## [Instructions to follow]
Pull out every line containing the string "document".

## [Provided data]
★ ★ ★ ★ ★ ★ ★
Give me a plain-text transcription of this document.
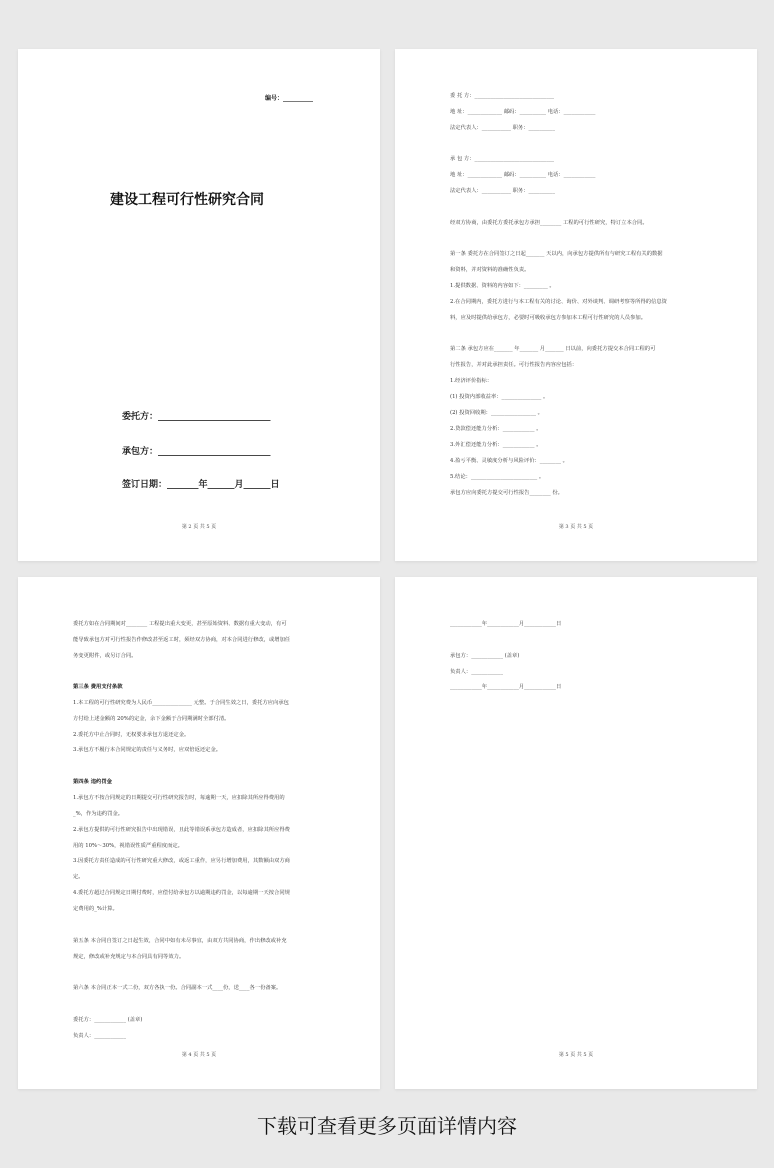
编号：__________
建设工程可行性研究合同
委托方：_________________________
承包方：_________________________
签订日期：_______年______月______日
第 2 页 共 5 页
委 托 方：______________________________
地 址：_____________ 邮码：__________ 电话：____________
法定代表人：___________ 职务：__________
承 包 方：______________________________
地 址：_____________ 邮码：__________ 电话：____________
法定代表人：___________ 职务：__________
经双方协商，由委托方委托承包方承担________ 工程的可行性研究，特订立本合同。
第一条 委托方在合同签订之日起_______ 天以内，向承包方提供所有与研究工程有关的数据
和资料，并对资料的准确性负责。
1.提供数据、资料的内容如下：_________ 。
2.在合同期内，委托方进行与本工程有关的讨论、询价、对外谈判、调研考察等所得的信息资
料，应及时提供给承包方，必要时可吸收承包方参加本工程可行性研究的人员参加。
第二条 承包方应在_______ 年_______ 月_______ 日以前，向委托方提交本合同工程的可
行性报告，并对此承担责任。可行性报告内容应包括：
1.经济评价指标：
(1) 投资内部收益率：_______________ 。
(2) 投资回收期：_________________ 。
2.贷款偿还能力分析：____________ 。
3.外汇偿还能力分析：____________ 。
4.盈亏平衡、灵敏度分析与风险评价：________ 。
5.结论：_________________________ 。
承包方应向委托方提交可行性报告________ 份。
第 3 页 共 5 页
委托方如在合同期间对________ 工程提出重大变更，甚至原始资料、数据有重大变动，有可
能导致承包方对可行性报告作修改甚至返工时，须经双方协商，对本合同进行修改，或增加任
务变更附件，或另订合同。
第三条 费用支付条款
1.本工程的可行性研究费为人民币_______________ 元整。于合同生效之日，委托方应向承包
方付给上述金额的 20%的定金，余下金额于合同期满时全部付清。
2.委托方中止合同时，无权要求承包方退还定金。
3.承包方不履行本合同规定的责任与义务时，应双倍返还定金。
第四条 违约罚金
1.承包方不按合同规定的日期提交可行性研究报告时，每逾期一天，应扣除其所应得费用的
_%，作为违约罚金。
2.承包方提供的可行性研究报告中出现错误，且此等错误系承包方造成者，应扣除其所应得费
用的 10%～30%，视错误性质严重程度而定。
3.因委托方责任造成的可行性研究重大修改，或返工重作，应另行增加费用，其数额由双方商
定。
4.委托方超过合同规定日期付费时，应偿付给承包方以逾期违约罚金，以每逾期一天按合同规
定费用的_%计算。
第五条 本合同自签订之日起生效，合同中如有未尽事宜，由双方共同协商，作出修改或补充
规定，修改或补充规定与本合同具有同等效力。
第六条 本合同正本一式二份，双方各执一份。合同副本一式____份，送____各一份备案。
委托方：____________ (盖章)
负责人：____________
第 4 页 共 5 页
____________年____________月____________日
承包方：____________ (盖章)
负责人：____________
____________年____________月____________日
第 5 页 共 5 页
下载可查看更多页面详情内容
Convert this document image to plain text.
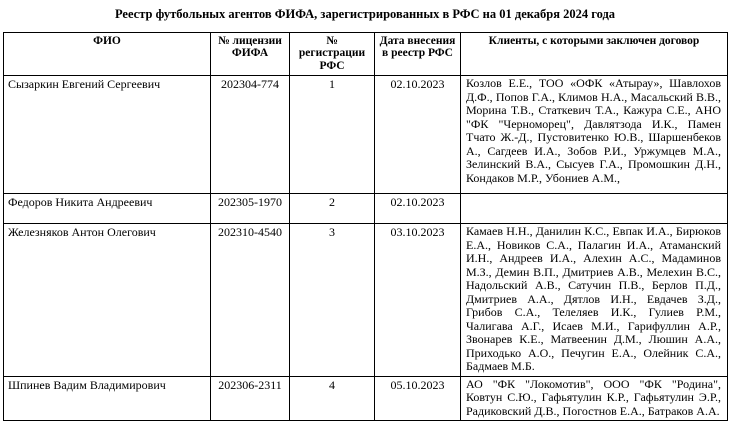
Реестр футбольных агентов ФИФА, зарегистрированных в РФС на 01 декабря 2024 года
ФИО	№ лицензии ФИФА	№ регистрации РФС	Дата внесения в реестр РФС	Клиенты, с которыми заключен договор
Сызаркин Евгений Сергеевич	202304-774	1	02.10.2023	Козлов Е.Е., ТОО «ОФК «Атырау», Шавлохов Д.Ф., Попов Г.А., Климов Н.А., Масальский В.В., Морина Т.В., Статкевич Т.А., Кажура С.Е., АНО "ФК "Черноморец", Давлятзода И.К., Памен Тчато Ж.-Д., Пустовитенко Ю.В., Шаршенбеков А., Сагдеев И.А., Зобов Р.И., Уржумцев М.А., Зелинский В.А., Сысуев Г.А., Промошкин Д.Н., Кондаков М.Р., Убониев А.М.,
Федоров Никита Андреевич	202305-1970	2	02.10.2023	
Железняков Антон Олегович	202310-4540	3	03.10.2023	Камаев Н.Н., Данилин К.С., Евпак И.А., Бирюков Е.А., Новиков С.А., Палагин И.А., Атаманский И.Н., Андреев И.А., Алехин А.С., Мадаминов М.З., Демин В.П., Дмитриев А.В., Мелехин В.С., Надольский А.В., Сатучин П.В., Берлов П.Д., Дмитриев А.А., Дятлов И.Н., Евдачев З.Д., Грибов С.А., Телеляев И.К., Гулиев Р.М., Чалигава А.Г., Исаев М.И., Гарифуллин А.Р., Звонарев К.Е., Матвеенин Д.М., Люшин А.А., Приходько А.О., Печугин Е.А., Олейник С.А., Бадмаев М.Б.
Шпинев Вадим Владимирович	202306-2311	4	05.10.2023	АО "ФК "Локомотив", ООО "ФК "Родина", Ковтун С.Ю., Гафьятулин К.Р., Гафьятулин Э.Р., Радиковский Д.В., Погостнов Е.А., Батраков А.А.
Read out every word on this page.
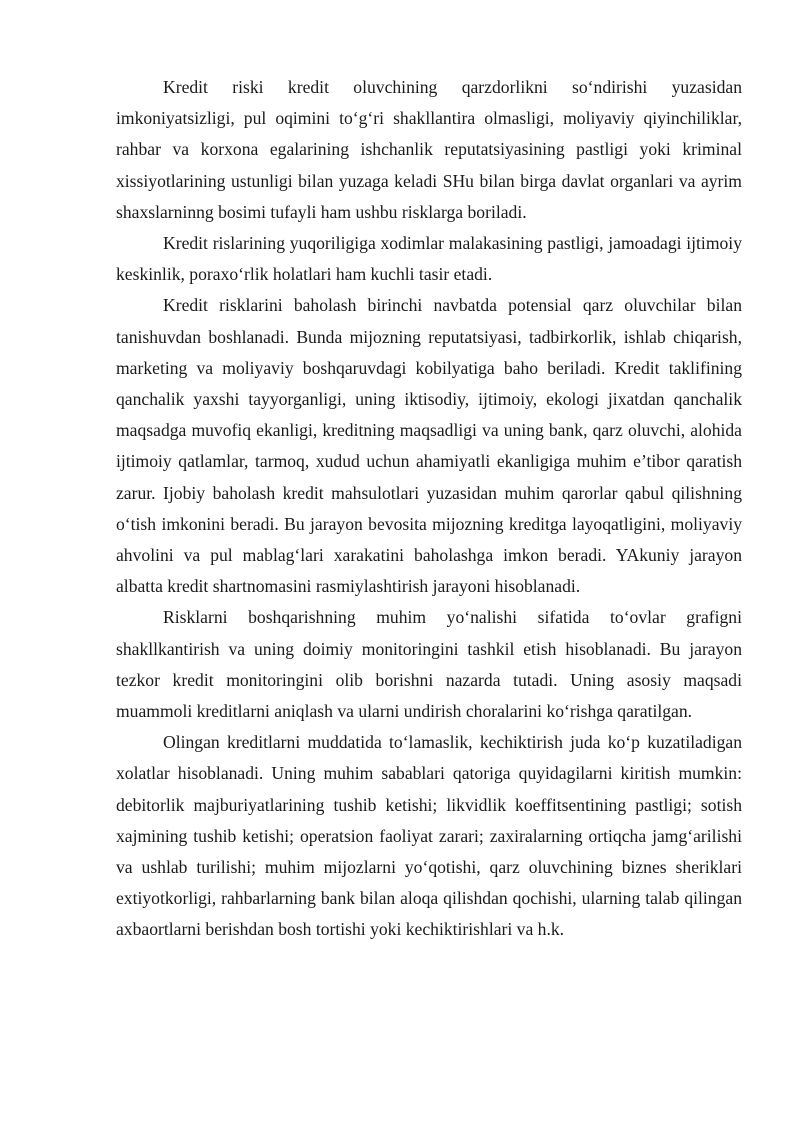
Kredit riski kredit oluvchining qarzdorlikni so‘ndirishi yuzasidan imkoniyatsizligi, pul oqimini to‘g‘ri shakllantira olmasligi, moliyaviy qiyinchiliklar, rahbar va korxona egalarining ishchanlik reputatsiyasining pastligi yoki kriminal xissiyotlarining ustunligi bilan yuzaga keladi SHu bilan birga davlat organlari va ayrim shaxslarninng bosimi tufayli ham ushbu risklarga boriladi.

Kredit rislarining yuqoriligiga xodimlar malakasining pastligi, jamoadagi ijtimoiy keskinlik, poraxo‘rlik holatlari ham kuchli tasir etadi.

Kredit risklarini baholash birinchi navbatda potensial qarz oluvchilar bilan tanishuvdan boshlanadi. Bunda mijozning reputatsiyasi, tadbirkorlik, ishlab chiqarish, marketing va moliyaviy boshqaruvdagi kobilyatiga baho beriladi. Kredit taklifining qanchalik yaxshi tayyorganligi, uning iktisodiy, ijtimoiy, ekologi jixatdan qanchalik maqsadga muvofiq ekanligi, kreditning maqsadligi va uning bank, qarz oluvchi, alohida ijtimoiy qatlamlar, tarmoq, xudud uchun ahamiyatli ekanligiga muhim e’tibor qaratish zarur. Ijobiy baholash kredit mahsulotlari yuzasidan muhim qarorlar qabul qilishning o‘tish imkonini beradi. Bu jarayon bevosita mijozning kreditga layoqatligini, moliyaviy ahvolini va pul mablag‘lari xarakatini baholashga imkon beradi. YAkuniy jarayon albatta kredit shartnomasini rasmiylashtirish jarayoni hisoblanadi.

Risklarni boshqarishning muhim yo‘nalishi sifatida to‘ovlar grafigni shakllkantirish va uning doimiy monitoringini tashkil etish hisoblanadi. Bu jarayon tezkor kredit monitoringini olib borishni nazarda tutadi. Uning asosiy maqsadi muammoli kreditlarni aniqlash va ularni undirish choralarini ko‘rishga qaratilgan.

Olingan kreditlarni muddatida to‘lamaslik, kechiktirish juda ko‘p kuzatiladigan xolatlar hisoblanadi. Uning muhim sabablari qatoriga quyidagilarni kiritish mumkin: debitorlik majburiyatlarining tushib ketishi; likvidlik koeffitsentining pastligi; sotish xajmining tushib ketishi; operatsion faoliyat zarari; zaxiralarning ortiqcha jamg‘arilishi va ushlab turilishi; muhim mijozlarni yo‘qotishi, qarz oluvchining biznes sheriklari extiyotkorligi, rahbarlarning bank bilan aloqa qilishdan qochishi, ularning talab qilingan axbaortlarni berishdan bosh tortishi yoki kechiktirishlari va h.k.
★ ★ ★ ★ ★ ★ ★
## [Result]
Give me a plain-text transcription of this document.
Convert this document image to plain text.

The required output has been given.